>> Begin DATASET EXCERPTS
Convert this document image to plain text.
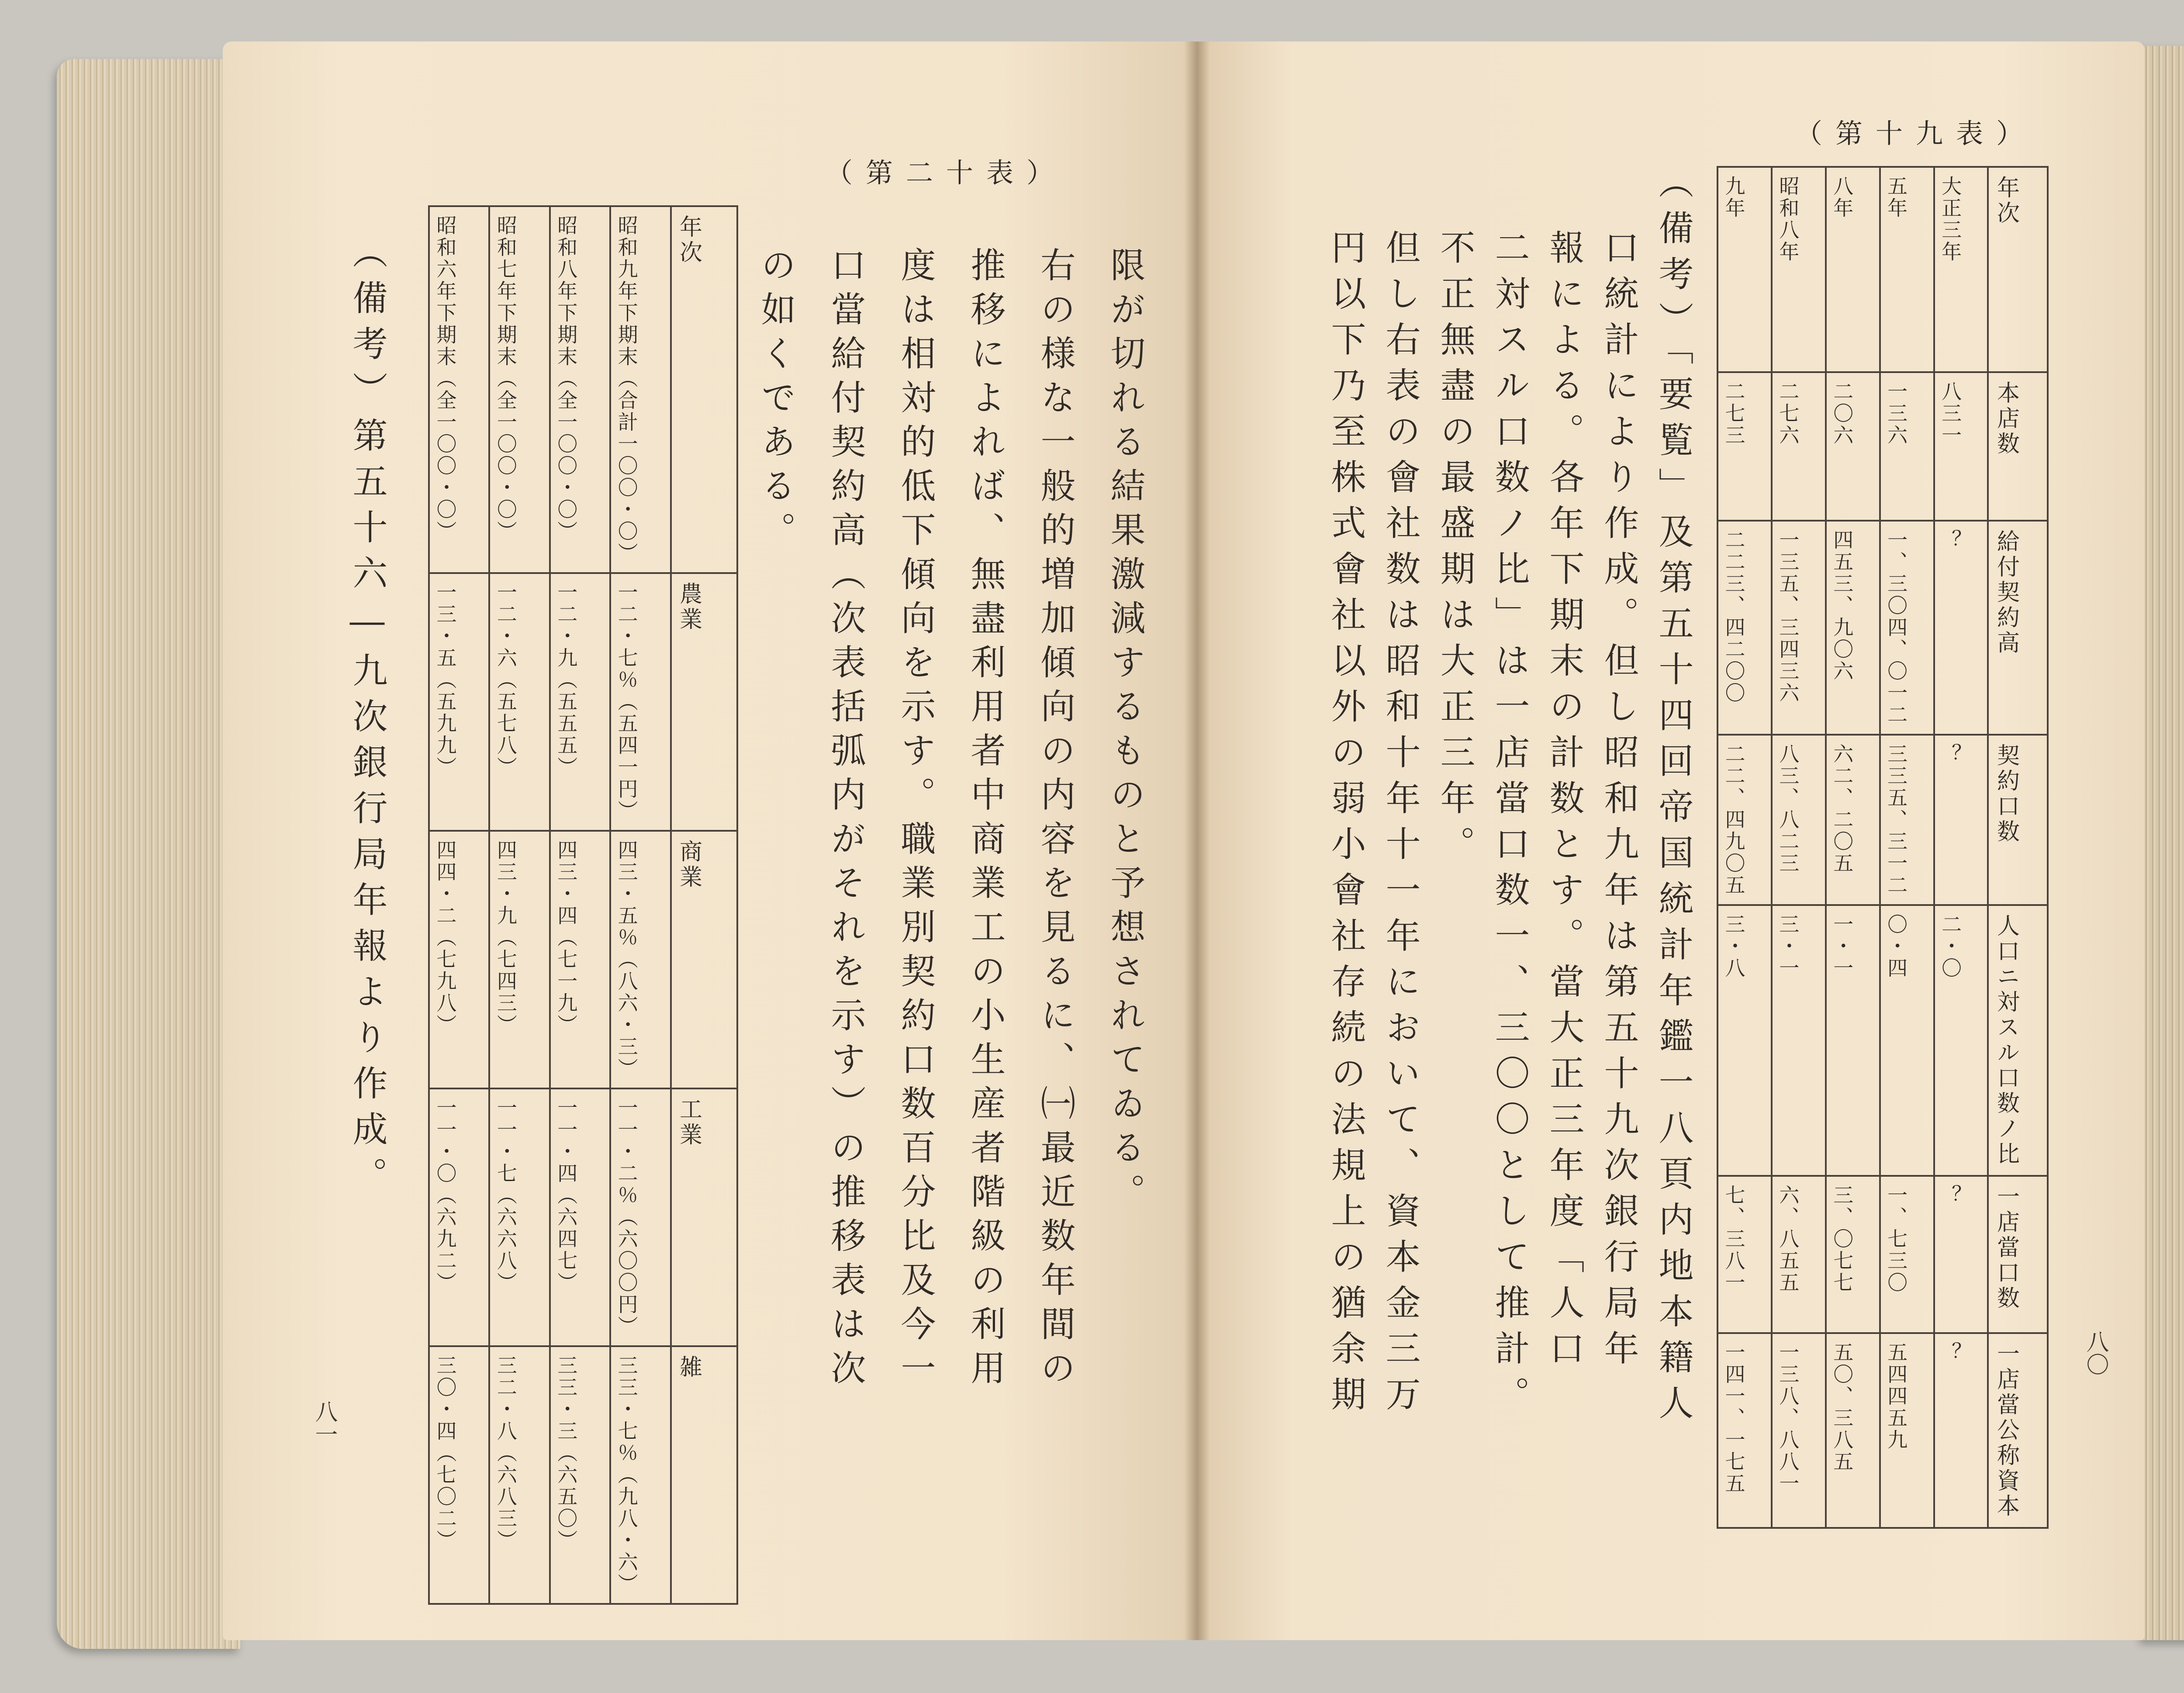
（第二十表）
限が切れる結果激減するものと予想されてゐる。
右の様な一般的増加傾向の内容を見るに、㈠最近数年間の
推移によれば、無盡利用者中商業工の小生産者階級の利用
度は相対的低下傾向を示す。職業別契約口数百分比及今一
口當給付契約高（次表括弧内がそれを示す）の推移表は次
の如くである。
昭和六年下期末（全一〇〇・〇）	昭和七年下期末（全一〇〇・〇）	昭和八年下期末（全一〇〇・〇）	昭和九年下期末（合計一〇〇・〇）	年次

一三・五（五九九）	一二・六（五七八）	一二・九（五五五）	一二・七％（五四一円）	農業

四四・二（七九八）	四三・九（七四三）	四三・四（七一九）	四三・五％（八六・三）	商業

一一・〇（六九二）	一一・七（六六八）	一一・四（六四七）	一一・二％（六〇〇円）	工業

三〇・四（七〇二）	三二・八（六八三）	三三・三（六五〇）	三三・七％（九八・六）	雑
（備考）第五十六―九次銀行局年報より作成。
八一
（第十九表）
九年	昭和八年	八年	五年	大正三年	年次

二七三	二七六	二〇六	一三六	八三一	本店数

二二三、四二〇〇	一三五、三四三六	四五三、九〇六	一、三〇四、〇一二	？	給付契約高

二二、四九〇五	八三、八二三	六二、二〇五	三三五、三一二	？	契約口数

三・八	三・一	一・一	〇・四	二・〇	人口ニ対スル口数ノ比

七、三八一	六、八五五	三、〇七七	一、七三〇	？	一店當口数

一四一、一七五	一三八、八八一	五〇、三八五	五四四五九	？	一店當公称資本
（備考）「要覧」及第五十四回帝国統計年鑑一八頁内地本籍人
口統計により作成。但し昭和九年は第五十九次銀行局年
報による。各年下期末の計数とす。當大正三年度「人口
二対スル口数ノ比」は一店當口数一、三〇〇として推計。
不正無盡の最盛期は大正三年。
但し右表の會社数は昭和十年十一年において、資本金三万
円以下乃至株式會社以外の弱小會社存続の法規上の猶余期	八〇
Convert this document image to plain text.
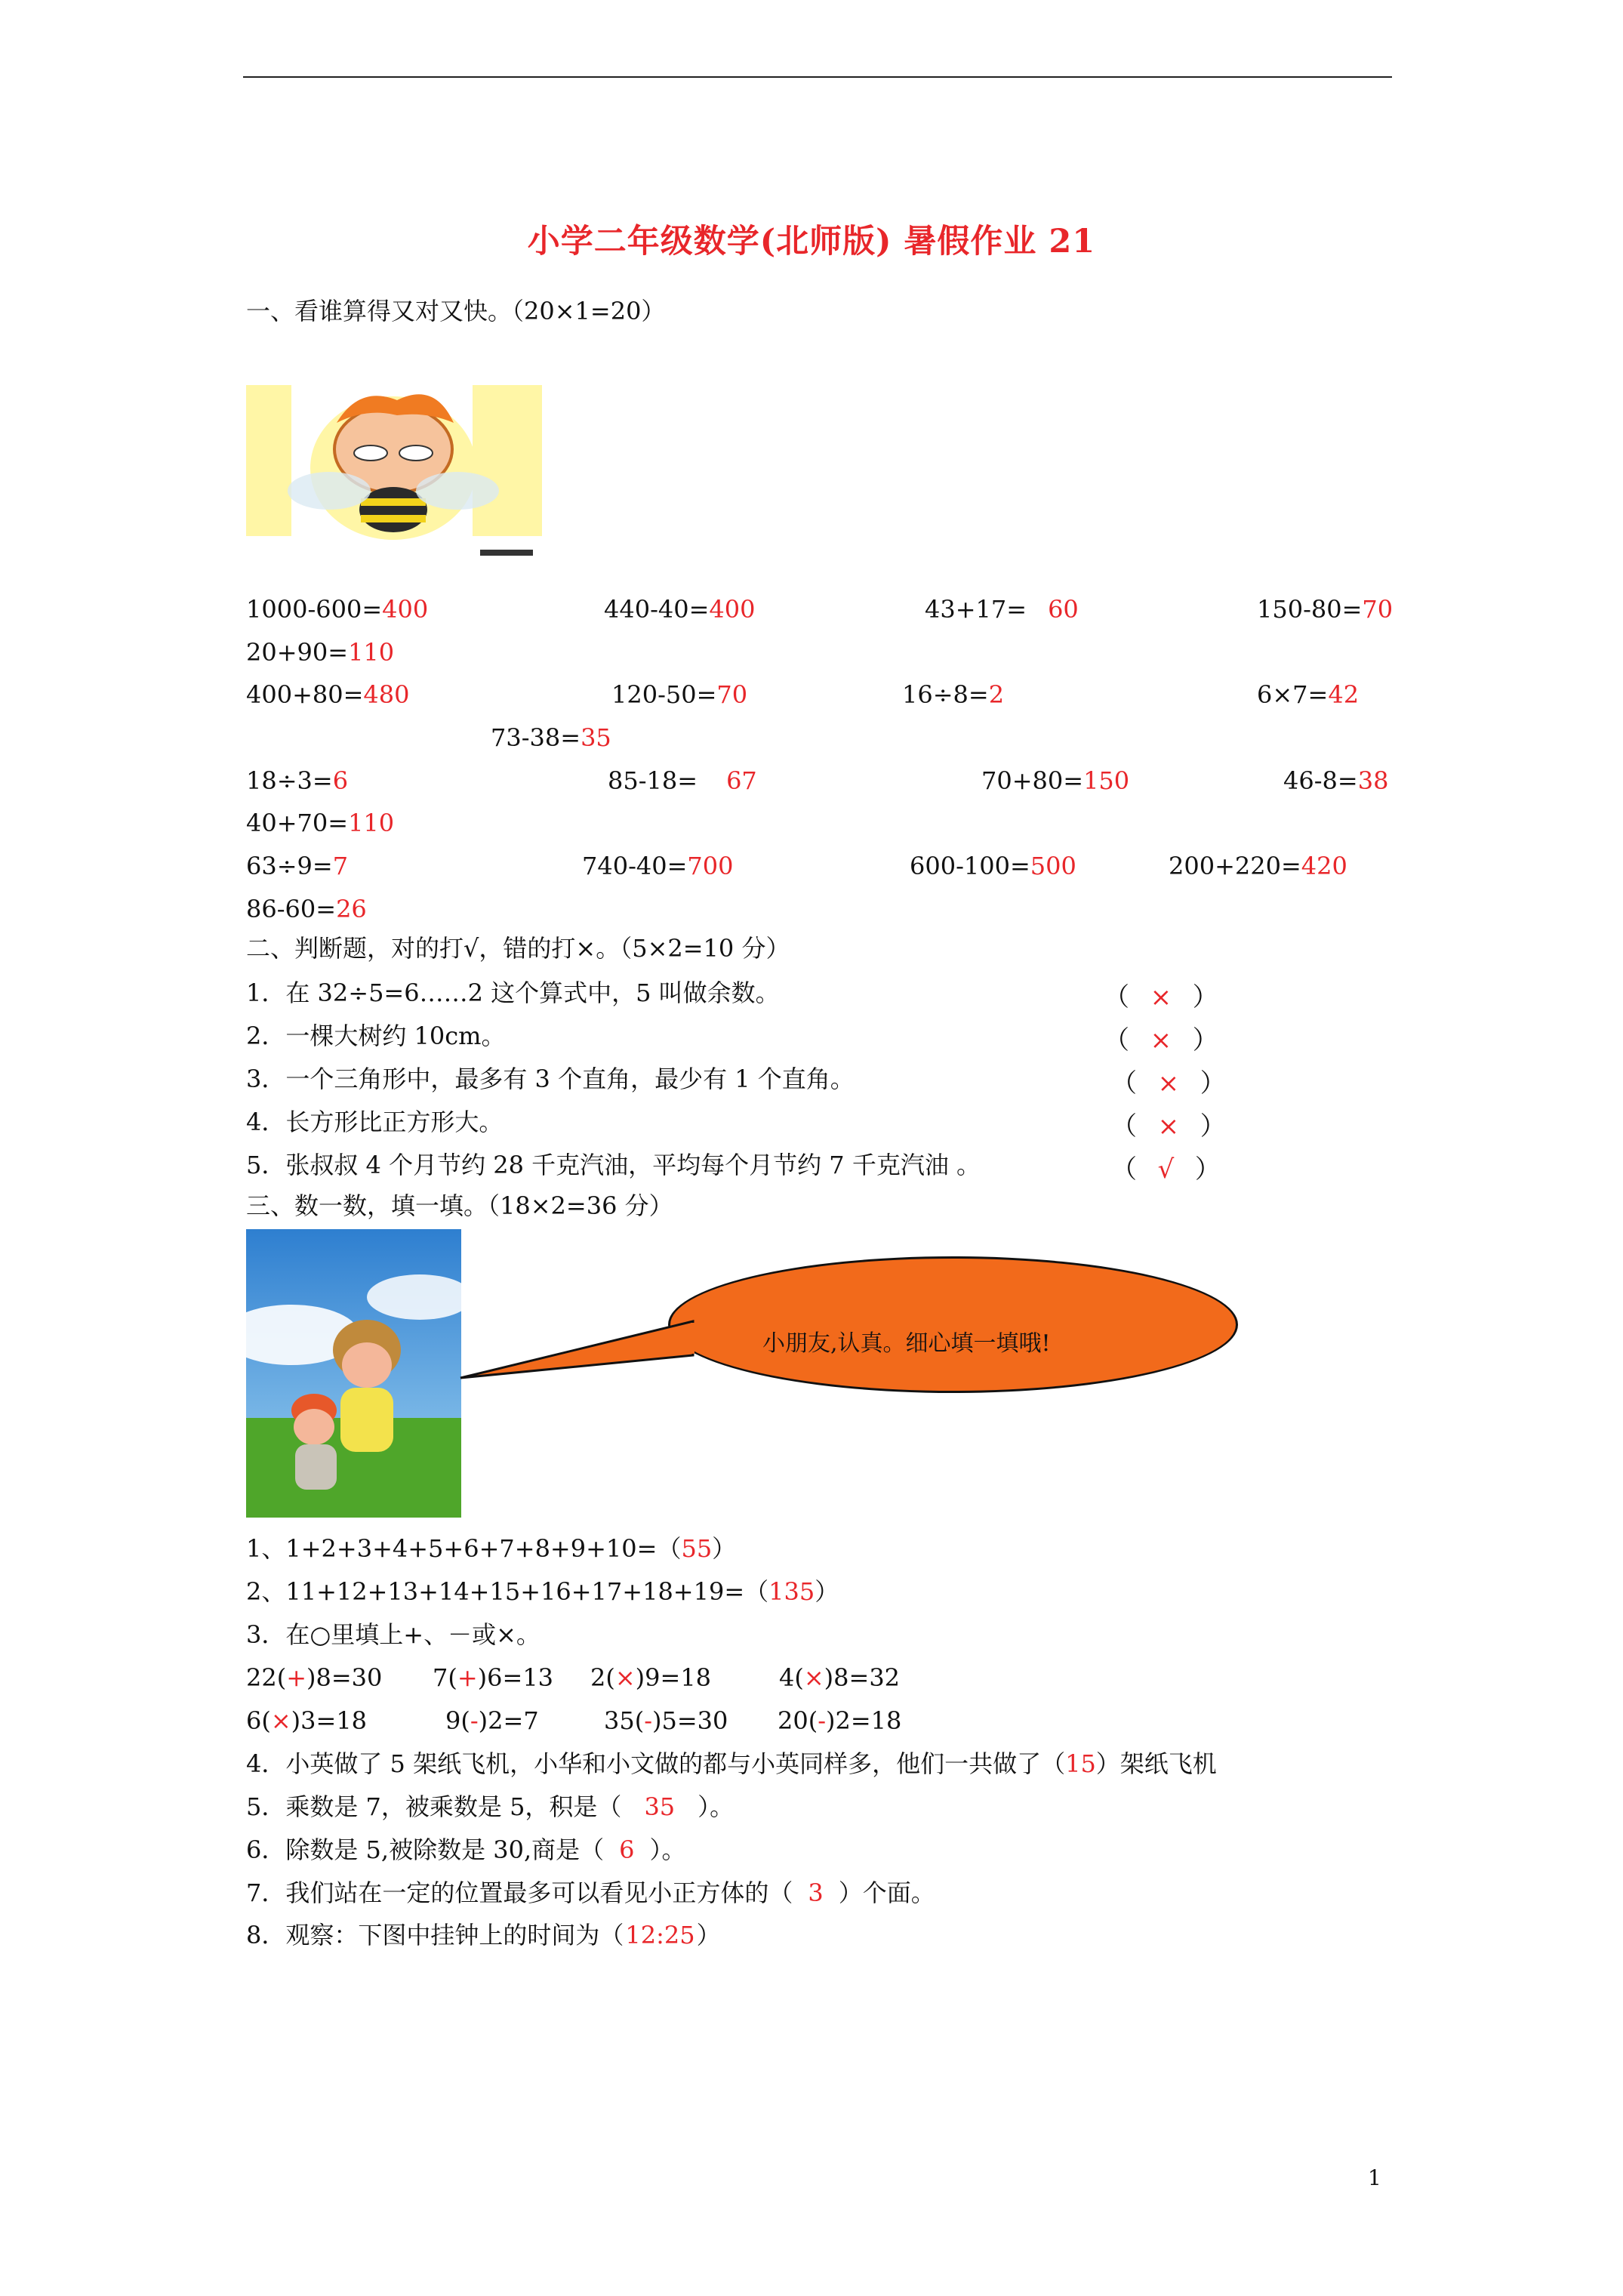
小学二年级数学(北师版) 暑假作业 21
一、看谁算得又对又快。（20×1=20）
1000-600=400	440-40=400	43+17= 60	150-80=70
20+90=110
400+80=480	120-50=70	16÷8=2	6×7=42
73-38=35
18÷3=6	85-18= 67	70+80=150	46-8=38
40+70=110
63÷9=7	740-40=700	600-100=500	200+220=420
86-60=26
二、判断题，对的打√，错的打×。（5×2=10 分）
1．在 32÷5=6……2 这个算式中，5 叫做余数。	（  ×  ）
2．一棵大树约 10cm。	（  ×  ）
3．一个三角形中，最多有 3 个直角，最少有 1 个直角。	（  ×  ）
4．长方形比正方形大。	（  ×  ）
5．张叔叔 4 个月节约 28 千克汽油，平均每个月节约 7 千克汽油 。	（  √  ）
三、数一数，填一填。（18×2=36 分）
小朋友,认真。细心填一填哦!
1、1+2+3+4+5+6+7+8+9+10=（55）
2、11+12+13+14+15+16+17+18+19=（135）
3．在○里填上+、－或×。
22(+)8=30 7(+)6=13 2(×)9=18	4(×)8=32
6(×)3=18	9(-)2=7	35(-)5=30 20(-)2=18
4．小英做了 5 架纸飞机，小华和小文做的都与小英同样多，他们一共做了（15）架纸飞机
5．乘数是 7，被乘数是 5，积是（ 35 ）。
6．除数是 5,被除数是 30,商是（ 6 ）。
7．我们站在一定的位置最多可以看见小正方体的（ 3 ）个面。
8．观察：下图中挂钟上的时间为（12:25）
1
>> End DATASET EXCERPTS
Return the material word for word. Pictures are not part of the copy.

ANSWER TO THIS PROBLEM:
Convert this document image to plain text.
（第二十表）
限が切れる結果激減するものと予想されてゐる。
右の様な一般的増加傾向の内容を見るに、㈠最近数年間の
推移によれば、無盡利用者中商業工の小生産者階級の利用
度は相対的低下傾向を示す。職業別契約口数百分比及今一
口當給付契約高（次表括弧内がそれを示す）の推移表は次
の如くである。
昭和六年下期末（全一〇〇・〇）	昭和七年下期末（全一〇〇・〇）	昭和八年下期末（全一〇〇・〇）	昭和九年下期末（合計一〇〇・〇）	年次

一三・五（五九九）	一二・六（五七八）	一二・九（五五五）	一二・七％（五四一円）	農業

四四・二（七九八）	四三・九（七四三）	四三・四（七一九）	四三・五％（八六・三）	商業

一一・〇（六九二）	一一・七（六六八）	一一・四（六四七）	一一・二％（六〇〇円）	工業

三〇・四（七〇二）	三二・八（六八三）	三三・三（六五〇）	三三・七％（九八・六）	雑
（備考）第五十六―九次銀行局年報より作成。
八一
（第十九表）
九年	昭和八年	八年	五年	大正三年	年次

二七三	二七六	二〇六	一三六	八三一	本店数

二二三、四二〇〇	一三五、三四三六	四五三、九〇六	一、三〇四、〇一二	？	給付契約高

二二、四九〇五	八三、八二三	六二、二〇五	三三五、三一二	？	契約口数

三・八	三・一	一・一	〇・四	二・〇	人口ニ対スル口数ノ比

七、三八一	六、八五五	三、〇七七	一、七三〇	？	一店當口数

一四一、一七五	一三八、八八一	五〇、三八五	五四四五九	？	一店當公称資本
（備考）「要覧」及第五十四回帝国統計年鑑一八頁内地本籍人
口統計により作成。但し昭和九年は第五十九次銀行局年
報による。各年下期末の計数とす。當大正三年度「人口
二対スル口数ノ比」は一店當口数一、三〇〇として推計。
不正無盡の最盛期は大正三年。
但し右表の會社数は昭和十年十一年において、資本金三万
円以下乃至株式會社以外の弱小會社存続の法規上の猶余期	八〇
Convert this document image to plain text.
小学二年级数学(北师版) 暑假作业 21
一、看谁算得又对又快。（20×1=20）
1000-600=400	440-40=400	43+17= 60	150-80=70
20+90=110
400+80=480	120-50=70	16÷8=2	6×7=42
73-38=35
18÷3=6	85-18= 67	70+80=150	46-8=38
40+70=110
63÷9=7	740-40=700	600-100=500	200+220=420
86-60=26
二、判断题，对的打√，错的打×。（5×2=10 分）
1．在 32÷5=6……2 这个算式中，5 叫做余数。	（  ×  ）
2．一棵大树约 10cm。	（  ×  ）
3．一个三角形中，最多有 3 个直角，最少有 1 个直角。	（  ×  ）
4．长方形比正方形大。	（  ×  ）
5．张叔叔 4 个月节约 28 千克汽油，平均每个月节约 7 千克汽油 。	（  √  ）
三、数一数，填一填。（18×2=36 分）
小朋友,认真。细心填一填哦!
1、1+2+3+4+5+6+7+8+9+10=（55）
2、11+12+13+14+15+16+17+18+19=（135）
3．在○里填上+、－或×。
22(+)8=30 7(+)6=13 2(×)9=18	4(×)8=32
6(×)3=18	9(-)2=7	35(-)5=30 20(-)2=18
4．小英做了 5 架纸飞机，小华和小文做的都与小英同样多，他们一共做了（15）架纸飞机
5．乘数是 7，被乘数是 5，积是（ 35 ）。
6．除数是 5,被除数是 30,商是（ 6 ）。
7．我们站在一定的位置最多可以看见小正方体的（ 3 ）个面。
8．观察：下图中挂钟上的时间为（12:25）
1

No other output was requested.